> _Your goal_: Find the string "thức" and gather every line that holds it.

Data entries
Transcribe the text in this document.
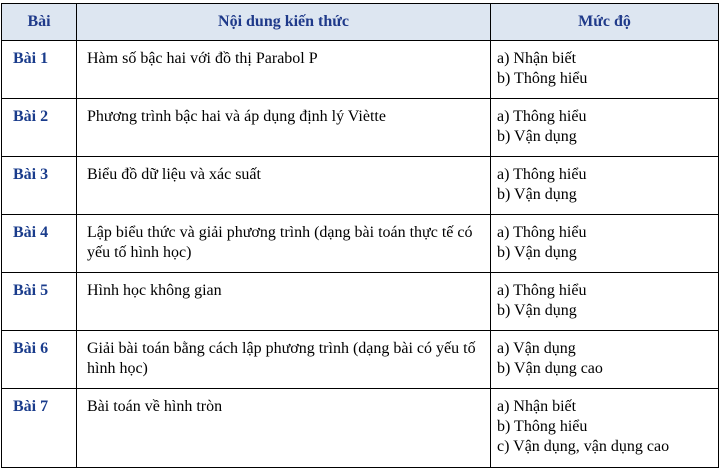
Bài	Nội dung kiến thức	Mức độ
Bài 1	Hàm số bậc hai với đồ thị Parabol P	a) Nhận biết
b) Thông hiểu

Bài 2	Phương trình bậc hai và áp dụng định lý Viètte	a) Thông hiểu
b) Vận dụng

Bài 3	Biểu đồ dữ liệu và xác suất	a) Thông hiểu
b) Vận dụng

Bài 4	Lập biểu thức và giải phương trình (dạng bài toán thực tế có yếu tố hình học)	a) Thông hiểu
b) Vận dụng

Bài 5	Hình học không gian	a) Thông hiểu
b) Vận dụng

Bài 6	Giải bài toán bằng cách lập phương trình (dạng bài có yếu tố hình học)	a) Vận dụng
b) Vận dụng cao

Bài 7	Bài toán về hình tròn	a) Nhận biết
b) Thông hiểu
c) Vận dụng, vận dụng cao
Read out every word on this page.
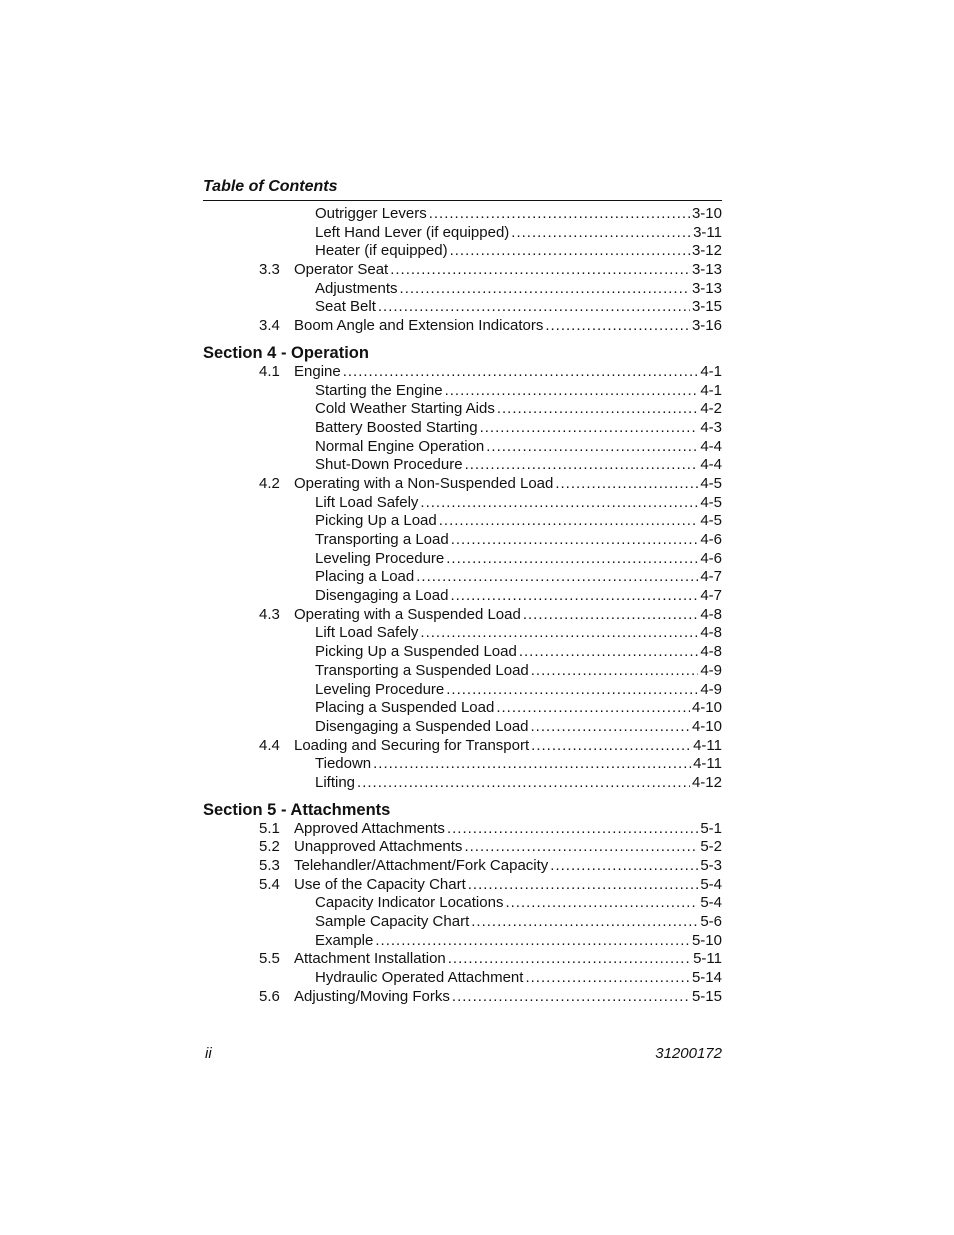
Table of Contents
Outrigger Levers .....	3-10
Left Hand Lever (if equipped) .....	3-11
Heater (if equipped) .....	3-12
3.3 Operator Seat .....	3-13
Adjustments .....	3-13
Seat Belt .....	3-15
3.4 Boom Angle and Extension Indicators .....	3-16
Section 4 - Operation
4.1 Engine .....	4-1
Starting the Engine .....	4-1
Cold Weather Starting Aids .....	4-2
Battery Boosted Starting .....	4-3
Normal Engine Operation .....	4-4
Shut-Down Procedure .....	4-4
4.2 Operating with a Non-Suspended Load .....	4-5
Lift Load Safely .....	4-5
Picking Up a Load .....	4-5
Transporting a Load .....	4-6
Leveling Procedure .....	4-6
Placing a Load .....	4-7
Disengaging a Load .....	4-7
4.3 Operating with a Suspended Load .....	4-8
Lift Load Safely .....	4-8
Picking Up a Suspended Load .....	4-8
Transporting a Suspended Load .....	4-9
Leveling Procedure .....	4-9
Placing a Suspended Load .....	4-10
Disengaging a Suspended Load .....	4-10
4.4 Loading and Securing for Transport .....	4-11
Tiedown .....	4-11
Lifting .....	4-12
Section 5 - Attachments
5.1 Approved Attachments .....	5-1
5.2 Unapproved Attachments .....	5-2
5.3 Telehandler/Attachment/Fork Capacity .....	5-3
5.4 Use of the Capacity Chart .....	5-4
Capacity Indicator Locations .....	5-4
Sample Capacity Chart .....	5-6
Example .....	5-10
5.5 Attachment Installation .....	5-11
Hydraulic Operated Attachment .....	5-14
5.6 Adjusting/Moving Forks .....	5-15
ii	31200172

> _Result_:
Bài	Nội dung kiến thức	Mức độ
Bài 4	Lập biểu thức và giải phương trình (dạng bài toán thực tế có yếu tố hình học)	a) Thông hiểu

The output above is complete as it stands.